Provide only the number of lines where "title" occurs.

▶ [Raw records]:
* Start *

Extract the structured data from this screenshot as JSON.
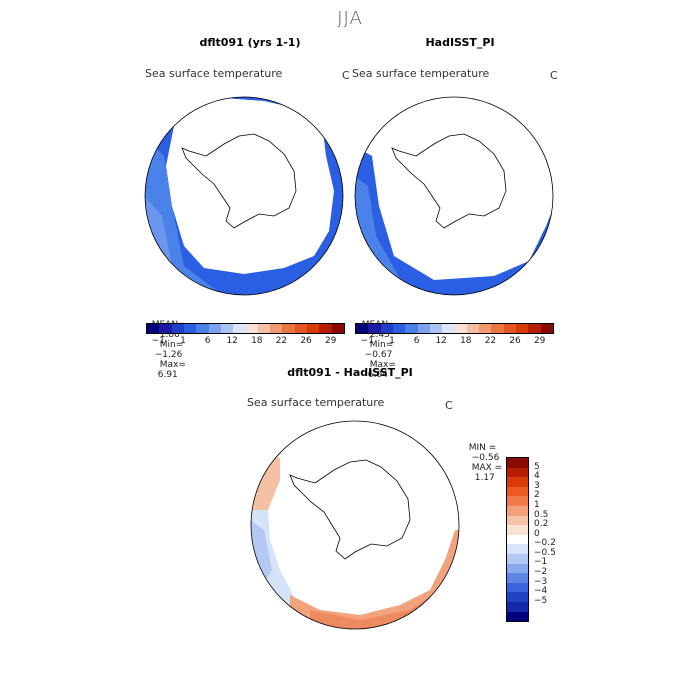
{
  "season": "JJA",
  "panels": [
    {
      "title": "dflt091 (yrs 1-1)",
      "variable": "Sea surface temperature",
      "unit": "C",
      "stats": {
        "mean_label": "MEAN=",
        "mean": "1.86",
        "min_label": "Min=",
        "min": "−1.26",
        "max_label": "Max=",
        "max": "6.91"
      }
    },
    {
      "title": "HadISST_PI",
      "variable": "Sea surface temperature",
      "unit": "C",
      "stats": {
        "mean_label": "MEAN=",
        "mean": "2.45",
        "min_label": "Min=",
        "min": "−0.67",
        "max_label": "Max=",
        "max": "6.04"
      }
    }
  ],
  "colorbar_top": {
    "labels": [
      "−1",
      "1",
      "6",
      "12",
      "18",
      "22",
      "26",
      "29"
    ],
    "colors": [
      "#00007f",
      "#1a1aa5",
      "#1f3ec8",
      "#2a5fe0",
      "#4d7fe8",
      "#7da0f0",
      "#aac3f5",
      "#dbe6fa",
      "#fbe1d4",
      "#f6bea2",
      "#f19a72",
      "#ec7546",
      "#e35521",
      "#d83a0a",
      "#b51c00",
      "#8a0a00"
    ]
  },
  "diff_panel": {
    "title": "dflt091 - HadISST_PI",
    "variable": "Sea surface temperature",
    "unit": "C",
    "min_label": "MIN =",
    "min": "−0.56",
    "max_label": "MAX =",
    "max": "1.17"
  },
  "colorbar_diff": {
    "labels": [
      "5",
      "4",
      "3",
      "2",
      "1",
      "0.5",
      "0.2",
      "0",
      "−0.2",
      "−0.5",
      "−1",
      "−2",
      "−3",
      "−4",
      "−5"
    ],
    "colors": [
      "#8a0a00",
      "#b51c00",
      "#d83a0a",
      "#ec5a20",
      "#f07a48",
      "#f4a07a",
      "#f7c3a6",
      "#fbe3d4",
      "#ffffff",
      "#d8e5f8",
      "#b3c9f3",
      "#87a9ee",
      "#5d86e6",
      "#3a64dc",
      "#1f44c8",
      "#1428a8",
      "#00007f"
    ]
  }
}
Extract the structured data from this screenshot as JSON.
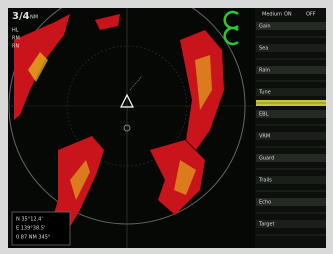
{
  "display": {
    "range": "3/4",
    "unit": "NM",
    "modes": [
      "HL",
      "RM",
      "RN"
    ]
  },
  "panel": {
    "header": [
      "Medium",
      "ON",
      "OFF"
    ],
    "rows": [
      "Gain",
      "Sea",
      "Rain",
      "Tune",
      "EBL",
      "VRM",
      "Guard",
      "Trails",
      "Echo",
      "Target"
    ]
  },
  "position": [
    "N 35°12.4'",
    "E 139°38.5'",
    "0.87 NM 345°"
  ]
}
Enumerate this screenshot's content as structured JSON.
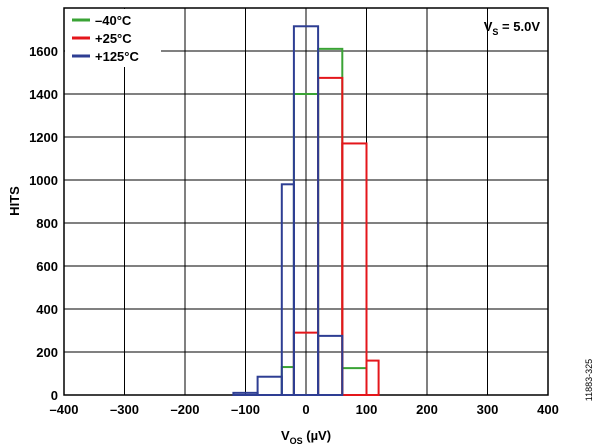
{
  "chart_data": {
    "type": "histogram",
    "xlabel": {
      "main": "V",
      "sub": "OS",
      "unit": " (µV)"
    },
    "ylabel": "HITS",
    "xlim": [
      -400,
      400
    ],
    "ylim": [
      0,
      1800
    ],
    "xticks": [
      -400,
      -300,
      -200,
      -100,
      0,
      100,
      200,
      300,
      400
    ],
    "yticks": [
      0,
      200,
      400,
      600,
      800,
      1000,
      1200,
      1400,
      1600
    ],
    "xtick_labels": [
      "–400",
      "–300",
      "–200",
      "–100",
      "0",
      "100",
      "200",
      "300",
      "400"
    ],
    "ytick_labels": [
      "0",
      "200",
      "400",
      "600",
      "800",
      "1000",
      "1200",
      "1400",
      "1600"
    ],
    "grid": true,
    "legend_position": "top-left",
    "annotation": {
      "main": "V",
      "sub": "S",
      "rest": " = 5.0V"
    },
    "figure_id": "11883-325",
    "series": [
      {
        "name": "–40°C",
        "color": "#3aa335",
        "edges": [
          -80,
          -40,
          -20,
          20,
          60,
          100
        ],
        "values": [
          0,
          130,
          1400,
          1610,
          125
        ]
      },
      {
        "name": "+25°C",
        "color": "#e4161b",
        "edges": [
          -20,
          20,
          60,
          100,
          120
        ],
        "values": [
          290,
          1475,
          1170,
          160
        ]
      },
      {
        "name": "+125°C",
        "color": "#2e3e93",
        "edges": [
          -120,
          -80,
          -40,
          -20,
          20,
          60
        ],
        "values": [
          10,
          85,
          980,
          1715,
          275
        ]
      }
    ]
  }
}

* End *

▶ [Expected output]: 3